In December 1975, McAliskey resigned from the IRSP, having sought to bring the INLA under the political control of the party. Her departure took over half of the Ard Chomhairle members with her. Costello, however, was reluctant to constrain the armed wing, having seen the Official IRA's military capacity smothered by political leadership ceding ground to the Provisionals.

In early 1976, the IRSP suffered further damage following the arrest of members in connection with the Sallins train robbery. The allegations of Garda brutality (subsequently substantiated by Amnesty International) and the eventual convictions of Nicky Kelly and others further undermined both organisations. (The Provisional IRA later claimed responsibility for the robbery, and Kelly ultimately received a presidential pardon). By the autumn of 1976, IRSP membership had fallen to approximately 40, notwithstanding Costello's claim of 800 members at a Troops Out conference.

In July 1976, Costello was replaced as INLA Chief of Staff by south Londonderry man Eddy McNicholl. However, he retained his position as IRSP chairperson and continued to wield considerable influence within the movement.

A central plank of Costello's strategy was what he termed a "broad front" approach, whereby the IRSP/INLA would engage in mass activity with a wide range of organisations and individuals around a limited set of shared objectives. Costello accepted that a British withdrawal could not be achieved through military means alone, and that only a combination of armed struggle and mass popular agitation across all 32 counties would force Britain to the negotiating table. This strategy came to a head in early 1977, when Costello organised a broad front conference at the West County Hotel, near Dublin. The conference was attended by the Provisional IRA, the Communist Party of Ireland, People's Democracy, the Irish Sovereignty Movement, Conradh na Gaeilge, and several other prominent republicans, alongside the IRSP. Its objective was to unite these disparate strands behind a single demand for British withdrawal. The initiative collapsed, however, over irreconcilable preconditions. The Provisionals insisted that any broad front must include explicit support for the armed struggle in the North; the Communist Party demanded the opposite, fearing the alienation of Protestant members if it appeared to endorse the Provisionals. Costello argued that neither demand should be made as a condition of participation, but neither side would yield, and the conference dissolved without agreement.

## What to do
Extend the passage on the IRSP and INLA, picking up right after its last sentence. The items after this point are separate from the passage on the IRSP and INLA.

## Listed records

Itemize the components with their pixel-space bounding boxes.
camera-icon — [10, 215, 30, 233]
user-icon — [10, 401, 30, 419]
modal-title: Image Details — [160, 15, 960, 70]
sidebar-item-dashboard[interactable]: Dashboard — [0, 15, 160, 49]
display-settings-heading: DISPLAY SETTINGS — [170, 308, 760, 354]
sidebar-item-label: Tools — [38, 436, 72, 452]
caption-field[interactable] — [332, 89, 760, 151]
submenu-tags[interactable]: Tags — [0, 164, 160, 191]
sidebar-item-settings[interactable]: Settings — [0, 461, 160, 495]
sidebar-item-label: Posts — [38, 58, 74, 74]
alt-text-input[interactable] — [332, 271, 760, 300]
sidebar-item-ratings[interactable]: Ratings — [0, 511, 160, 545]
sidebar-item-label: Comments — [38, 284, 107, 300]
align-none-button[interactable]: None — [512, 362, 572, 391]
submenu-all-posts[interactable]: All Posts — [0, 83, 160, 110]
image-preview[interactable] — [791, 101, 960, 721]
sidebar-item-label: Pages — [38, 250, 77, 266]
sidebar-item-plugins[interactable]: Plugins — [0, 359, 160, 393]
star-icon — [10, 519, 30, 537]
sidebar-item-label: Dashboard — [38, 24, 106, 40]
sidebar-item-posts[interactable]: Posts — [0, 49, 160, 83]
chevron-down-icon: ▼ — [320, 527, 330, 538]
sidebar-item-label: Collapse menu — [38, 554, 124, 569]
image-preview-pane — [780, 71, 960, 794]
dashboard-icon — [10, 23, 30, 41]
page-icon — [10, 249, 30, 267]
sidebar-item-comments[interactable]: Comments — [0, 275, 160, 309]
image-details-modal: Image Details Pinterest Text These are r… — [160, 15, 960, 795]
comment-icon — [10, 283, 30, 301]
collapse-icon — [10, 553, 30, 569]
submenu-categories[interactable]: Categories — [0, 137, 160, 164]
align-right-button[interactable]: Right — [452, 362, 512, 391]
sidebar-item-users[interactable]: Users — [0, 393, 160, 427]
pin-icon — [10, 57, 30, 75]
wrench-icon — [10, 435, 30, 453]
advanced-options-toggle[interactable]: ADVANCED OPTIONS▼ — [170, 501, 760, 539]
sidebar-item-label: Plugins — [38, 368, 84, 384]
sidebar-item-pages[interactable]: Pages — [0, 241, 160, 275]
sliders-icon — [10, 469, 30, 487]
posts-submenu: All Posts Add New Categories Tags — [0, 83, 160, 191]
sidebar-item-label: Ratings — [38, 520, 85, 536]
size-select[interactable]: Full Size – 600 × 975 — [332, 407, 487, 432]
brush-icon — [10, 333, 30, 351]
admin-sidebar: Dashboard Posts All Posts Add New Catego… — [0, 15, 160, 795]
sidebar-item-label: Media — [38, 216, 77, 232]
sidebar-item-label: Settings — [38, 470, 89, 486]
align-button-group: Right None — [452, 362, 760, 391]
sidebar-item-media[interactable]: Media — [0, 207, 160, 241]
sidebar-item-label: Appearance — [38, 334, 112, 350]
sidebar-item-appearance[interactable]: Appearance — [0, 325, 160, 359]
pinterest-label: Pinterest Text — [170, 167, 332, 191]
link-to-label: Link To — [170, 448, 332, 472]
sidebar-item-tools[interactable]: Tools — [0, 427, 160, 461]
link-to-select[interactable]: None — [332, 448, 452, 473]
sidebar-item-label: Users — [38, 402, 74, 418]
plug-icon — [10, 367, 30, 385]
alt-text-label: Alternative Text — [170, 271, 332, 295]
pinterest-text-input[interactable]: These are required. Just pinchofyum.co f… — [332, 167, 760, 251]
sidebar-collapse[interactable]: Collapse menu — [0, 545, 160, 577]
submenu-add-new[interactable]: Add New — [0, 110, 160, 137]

## Answer for this exercise
== Assassination ==
On 5 October 1977, Costello was shot dead as he sat in his car on Northbrook Avenue, off the North Strand Road in Dublin. According to press reports, the gunman spoke to Costello before firing two shotgun blasts at close range, then reloaded and fired again; the gunman escaped in a waiting car. He was 38 years old and the father of four children. The Official and Provisional IRAs both denied responsibility, and Sinn Féin/The Workers' Party issued a statement condemning the killing. The INLA eventually determined that Jim Flynn, a leading member of the Official IRA, had carried out the assassination. Flynn was shot dead by the INLA on 4 June 1982, in the North Strand, Dublin, very close to the spot where Costello had been killed. No one was ever arrested or charged in connection with Costello's killing. In 2007, Wicklow County Councillor Tommy Cullen brought a notice of motion calling on the Minister for Justice to reopen the investigation, citing a 2005 article by journalist Vincent Browne. The motion did not carry, though Cullen called on Browne to bring his information to the Gardaí. At the time of his death, Costello held seats on Wicklow County Council and Bray Urban District Council, as well as memberships across a range of agricultural, trade union, cultural, and regional development bodies. He was president of Bray and District Trade Unions Council in 1976–77.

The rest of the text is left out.